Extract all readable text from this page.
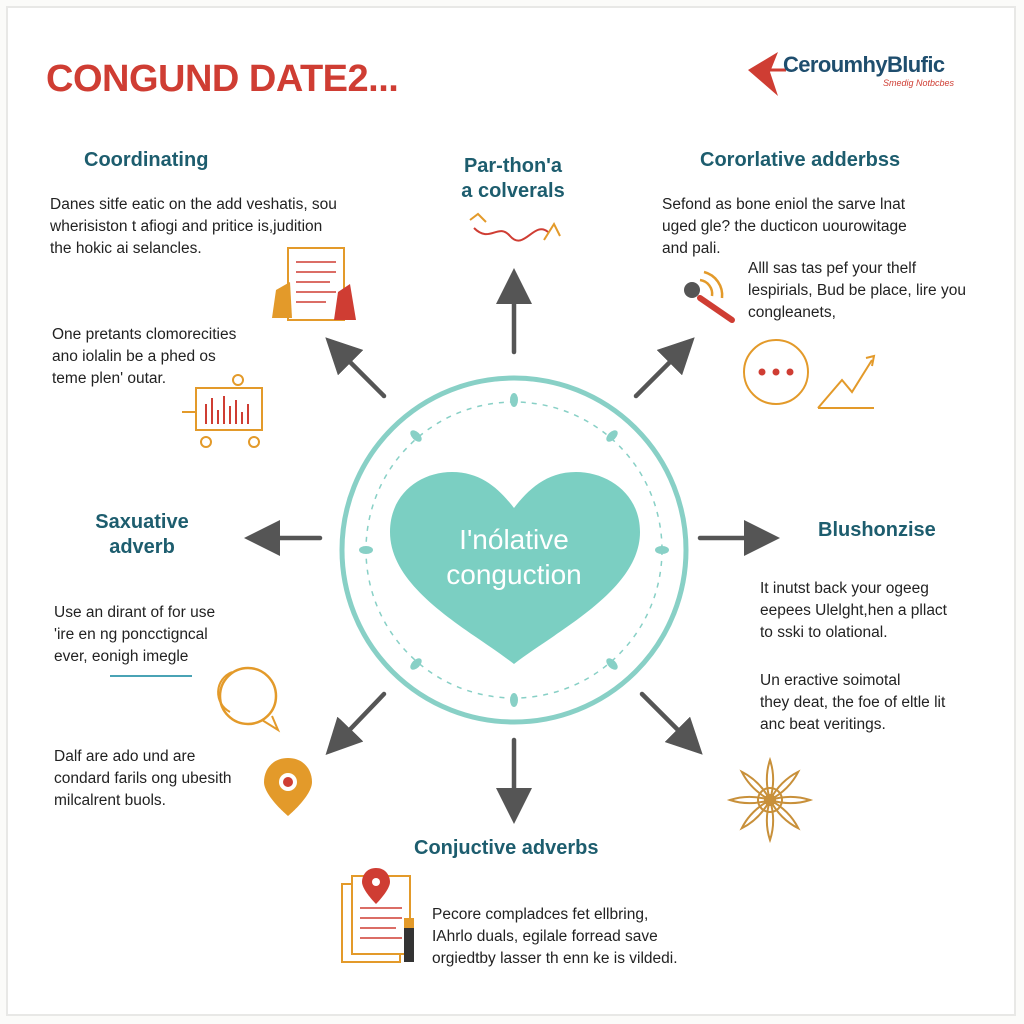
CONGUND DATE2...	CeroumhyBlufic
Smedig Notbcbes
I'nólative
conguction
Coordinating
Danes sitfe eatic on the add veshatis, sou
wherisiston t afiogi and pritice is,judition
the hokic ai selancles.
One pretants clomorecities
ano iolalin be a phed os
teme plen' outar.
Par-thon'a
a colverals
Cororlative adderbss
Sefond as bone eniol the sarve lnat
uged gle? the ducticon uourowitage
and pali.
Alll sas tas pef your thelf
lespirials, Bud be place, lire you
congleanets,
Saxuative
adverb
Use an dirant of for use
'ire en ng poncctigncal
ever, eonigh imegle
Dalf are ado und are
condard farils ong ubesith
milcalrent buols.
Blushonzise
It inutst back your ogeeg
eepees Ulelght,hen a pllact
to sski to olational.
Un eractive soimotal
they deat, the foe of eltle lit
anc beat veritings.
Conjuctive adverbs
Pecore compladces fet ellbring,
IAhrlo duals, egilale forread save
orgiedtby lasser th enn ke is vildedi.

___

*Task brief*. Extract every line above containing the word "your".

*The reply*.
Alll sas tas pef your thelf
It inutst back your ogeeg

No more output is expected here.